■ Objective ■
The records below are to be repeated in full, exactly as they are.

■ A block of data ■
* * *

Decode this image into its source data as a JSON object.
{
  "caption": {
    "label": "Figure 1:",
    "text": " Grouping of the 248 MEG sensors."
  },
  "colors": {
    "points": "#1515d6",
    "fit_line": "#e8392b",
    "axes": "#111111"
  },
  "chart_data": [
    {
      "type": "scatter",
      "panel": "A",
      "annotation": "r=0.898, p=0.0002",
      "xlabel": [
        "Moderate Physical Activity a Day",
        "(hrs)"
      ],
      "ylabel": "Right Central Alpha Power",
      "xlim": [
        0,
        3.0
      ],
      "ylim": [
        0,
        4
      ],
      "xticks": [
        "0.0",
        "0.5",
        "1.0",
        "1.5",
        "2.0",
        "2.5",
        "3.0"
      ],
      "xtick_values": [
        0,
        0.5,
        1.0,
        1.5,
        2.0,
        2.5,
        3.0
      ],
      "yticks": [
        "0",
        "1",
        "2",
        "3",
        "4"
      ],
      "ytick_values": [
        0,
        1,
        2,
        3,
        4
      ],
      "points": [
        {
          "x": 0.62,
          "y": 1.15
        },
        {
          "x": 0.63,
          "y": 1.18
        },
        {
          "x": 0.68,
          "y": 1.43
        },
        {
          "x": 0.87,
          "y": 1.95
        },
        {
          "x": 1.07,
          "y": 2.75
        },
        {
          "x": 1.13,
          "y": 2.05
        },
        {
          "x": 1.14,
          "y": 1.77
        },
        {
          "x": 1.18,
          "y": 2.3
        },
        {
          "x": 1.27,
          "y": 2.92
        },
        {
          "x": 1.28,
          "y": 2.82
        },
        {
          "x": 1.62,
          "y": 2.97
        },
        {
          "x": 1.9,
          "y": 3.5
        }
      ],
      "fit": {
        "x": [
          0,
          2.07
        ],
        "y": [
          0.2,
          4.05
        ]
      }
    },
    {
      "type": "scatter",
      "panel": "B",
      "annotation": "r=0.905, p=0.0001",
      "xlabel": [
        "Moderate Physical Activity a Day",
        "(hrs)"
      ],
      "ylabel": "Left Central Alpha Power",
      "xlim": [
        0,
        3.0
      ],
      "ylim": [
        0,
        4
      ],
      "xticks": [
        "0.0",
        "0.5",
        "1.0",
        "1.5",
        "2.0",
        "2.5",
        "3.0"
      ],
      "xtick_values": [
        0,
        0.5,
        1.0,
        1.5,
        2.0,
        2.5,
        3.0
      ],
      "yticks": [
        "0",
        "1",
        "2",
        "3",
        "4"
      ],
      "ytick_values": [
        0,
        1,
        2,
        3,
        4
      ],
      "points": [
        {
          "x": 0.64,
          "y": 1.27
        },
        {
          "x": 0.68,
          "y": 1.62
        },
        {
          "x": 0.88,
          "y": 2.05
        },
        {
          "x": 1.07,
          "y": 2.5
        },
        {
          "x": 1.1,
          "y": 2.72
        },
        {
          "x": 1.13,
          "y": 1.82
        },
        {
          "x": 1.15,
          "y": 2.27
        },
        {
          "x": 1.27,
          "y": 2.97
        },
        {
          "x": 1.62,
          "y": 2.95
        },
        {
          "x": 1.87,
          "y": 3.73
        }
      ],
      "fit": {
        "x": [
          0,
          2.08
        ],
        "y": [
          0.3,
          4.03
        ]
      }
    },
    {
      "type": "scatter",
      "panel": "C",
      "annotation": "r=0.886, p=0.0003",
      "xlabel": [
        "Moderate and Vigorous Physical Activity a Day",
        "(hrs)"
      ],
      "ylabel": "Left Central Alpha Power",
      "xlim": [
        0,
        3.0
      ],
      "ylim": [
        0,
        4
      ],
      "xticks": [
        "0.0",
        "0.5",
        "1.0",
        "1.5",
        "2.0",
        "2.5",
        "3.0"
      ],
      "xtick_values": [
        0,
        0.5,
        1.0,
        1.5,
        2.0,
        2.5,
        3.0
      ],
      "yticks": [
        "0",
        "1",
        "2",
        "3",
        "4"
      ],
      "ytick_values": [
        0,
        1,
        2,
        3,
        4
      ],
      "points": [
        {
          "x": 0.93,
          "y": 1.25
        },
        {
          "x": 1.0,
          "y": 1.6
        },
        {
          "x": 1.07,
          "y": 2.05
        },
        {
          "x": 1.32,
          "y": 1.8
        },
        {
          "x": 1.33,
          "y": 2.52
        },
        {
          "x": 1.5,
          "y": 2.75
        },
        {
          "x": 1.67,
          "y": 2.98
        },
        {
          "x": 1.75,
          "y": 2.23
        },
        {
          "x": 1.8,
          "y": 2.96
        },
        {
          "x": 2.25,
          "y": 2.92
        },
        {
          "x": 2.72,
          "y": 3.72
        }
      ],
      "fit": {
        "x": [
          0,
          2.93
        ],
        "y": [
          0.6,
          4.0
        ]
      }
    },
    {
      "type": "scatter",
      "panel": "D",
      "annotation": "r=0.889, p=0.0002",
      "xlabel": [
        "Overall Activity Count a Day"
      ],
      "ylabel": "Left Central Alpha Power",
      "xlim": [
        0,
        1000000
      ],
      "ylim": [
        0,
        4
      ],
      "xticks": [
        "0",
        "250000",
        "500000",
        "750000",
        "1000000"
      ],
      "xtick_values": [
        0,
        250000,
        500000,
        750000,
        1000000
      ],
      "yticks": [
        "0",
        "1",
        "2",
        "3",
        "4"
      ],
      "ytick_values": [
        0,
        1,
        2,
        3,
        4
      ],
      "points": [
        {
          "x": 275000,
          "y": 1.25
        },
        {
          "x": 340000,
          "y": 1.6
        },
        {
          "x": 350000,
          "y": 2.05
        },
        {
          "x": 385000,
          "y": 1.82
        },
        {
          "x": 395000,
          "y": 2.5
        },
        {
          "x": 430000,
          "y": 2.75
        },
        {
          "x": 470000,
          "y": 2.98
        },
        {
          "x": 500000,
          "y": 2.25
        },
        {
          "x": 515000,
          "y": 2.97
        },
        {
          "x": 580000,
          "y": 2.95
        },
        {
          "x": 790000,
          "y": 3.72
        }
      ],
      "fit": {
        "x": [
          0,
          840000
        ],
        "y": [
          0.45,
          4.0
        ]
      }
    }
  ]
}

* * *

■ Task result ■
Decode this image into its source data as a JSON object.
{
  "caption": {
    "label": "Figure 1:",
    "text": " Grouping of the 248 MEG sensors."
  },
  "colors": {
    "points": "#1515d6",
    "fit_line": "#e8392b",
    "axes": "#111111"
  },
  "chart_data": [
    {
      "type": "scatter",
      "panel": "A",
      "annotation": "r=0.898, p=0.0002",
      "xlabel": [
        "Moderate Physical Activity a Day",
        "(hrs)"
      ],
      "ylabel": "Right Central Alpha Power",
      "xlim": [
        0,
        3.0
      ],
      "ylim": [
        0,
        4
      ],
      "xticks": [
        "0.0",
        "0.5",
        "1.0",
        "1.5",
        "2.0",
        "2.5",
        "3.0"
      ],
      "xtick_values": [
        0,
        0.5,
        1.0,
        1.5,
        2.0,
        2.5,
        3.0
      ],
      "yticks": [
        "0",
        "1",
        "2",
        "3",
        "4"
      ],
      "ytick_values": [
        0,
        1,
        2,
        3,
        4
      ],
      "points": [
        {
          "x": 0.62,
          "y": 1.15
        },
        {
          "x": 0.63,
          "y": 1.18
        },
        {
          "x": 0.68,
          "y": 1.43
        },
        {
          "x": 0.87,
          "y": 1.95
        },
        {
          "x": 1.07,
          "y": 2.75
        },
        {
          "x": 1.13,
          "y": 2.05
        },
        {
          "x": 1.14,
          "y": 1.77
        },
        {
          "x": 1.18,
          "y": 2.3
        },
        {
          "x": 1.27,
          "y": 2.92
        },
        {
          "x": 1.28,
          "y": 2.82
        },
        {
          "x": 1.62,
          "y": 2.97
        },
        {
          "x": 1.9,
          "y": 3.5
        }
      ],
      "fit": {
        "x": [
          0,
          2.07
        ],
        "y": [
          0.2,
          4.05
        ]
      }
    },
    {
      "type": "scatter",
      "panel": "B",
      "annotation": "r=0.905, p=0.0001",
      "xlabel": [
        "Moderate Physical Activity a Day",
        "(hrs)"
      ],
      "ylabel": "Left Central Alpha Power",
      "xlim": [
        0,
        3.0
      ],
      "ylim": [
        0,
        4
      ],
      "xticks": [
        "0.0",
        "0.5",
        "1.0",
        "1.5",
        "2.0",
        "2.5",
        "3.0"
      ],
      "xtick_values": [
        0,
        0.5,
        1.0,
        1.5,
        2.0,
        2.5,
        3.0
      ],
      "yticks": [
        "0",
        "1",
        "2",
        "3",
        "4"
      ],
      "ytick_values": [
        0,
        1,
        2,
        3,
        4
      ],
      "points": [
        {
          "x": 0.64,
          "y": 1.27
        },
        {
          "x": 0.68,
          "y": 1.62
        },
        {
          "x": 0.88,
          "y": 2.05
        },
        {
          "x": 1.07,
          "y": 2.5
        },
        {
          "x": 1.1,
          "y": 2.72
        },
        {
          "x": 1.13,
          "y": 1.82
        },
        {
          "x": 1.15,
          "y": 2.27
        },
        {
          "x": 1.27,
          "y": 2.97
        },
        {
          "x": 1.62,
          "y": 2.95
        },
        {
          "x": 1.87,
          "y": 3.73
        }
      ],
      "fit": {
        "x": [
          0,
          2.08
        ],
        "y": [
          0.3,
          4.03
        ]
      }
    },
    {
      "type": "scatter",
      "panel": "C",
      "annotation": "r=0.886, p=0.0003",
      "xlabel": [
        "Moderate and Vigorous Physical Activity a Day",
        "(hrs)"
      ],
      "ylabel": "Left Central Alpha Power",
      "xlim": [
        0,
        3.0
      ],
      "ylim": [
        0,
        4
      ],
      "xticks": [
        "0.0",
        "0.5",
        "1.0",
        "1.5",
        "2.0",
        "2.5",
        "3.0"
      ],
      "xtick_values": [
        0,
        0.5,
        1.0,
        1.5,
        2.0,
        2.5,
        3.0
      ],
      "yticks": [
        "0",
        "1",
        "2",
        "3",
        "4"
      ],
      "ytick_values": [
        0,
        1,
        2,
        3,
        4
      ],
      "points": [
        {
          "x": 0.93,
          "y": 1.25
        },
        {
          "x": 1.0,
          "y": 1.6
        },
        {
          "x": 1.07,
          "y": 2.05
        },
        {
          "x": 1.32,
          "y": 1.8
        },
        {
          "x": 1.33,
          "y": 2.52
        },
        {
          "x": 1.5,
          "y": 2.75
        },
        {
          "x": 1.67,
          "y": 2.98
        },
        {
          "x": 1.75,
          "y": 2.23
        },
        {
          "x": 1.8,
          "y": 2.96
        },
        {
          "x": 2.25,
          "y": 2.92
        },
        {
          "x": 2.72,
          "y": 3.72
        }
      ],
      "fit": {
        "x": [
          0,
          2.93
        ],
        "y": [
          0.6,
          4.0
        ]
      }
    },
    {
      "type": "scatter",
      "panel": "D",
      "annotation": "r=0.889, p=0.0002",
      "xlabel": [
        "Overall Activity Count a Day"
      ],
      "ylabel": "Left Central Alpha Power",
      "xlim": [
        0,
        1000000
      ],
      "ylim": [
        0,
        4
      ],
      "xticks": [
        "0",
        "250000",
        "500000",
        "750000",
        "1000000"
      ],
      "xtick_values": [
        0,
        250000,
        500000,
        750000,
        1000000
      ],
      "yticks": [
        "0",
        "1",
        "2",
        "3",
        "4"
      ],
      "ytick_values": [
        0,
        1,
        2,
        3,
        4
      ],
      "points": [
        {
          "x": 275000,
          "y": 1.25
        },
        {
          "x": 340000,
          "y": 1.6
        },
        {
          "x": 350000,
          "y": 2.05
        },
        {
          "x": 385000,
          "y": 1.82
        },
        {
          "x": 395000,
          "y": 2.5
        },
        {
          "x": 430000,
          "y": 2.75
        },
        {
          "x": 470000,
          "y": 2.98
        },
        {
          "x": 500000,
          "y": 2.25
        },
        {
          "x": 515000,
          "y": 2.97
        },
        {
          "x": 580000,
          "y": 2.95
        },
        {
          "x": 790000,
          "y": 3.72
        }
      ],
      "fit": {
        "x": [
          0,
          840000
        ],
        "y": [
          0.45,
          4.0
        ]
      }
    }
  ]
}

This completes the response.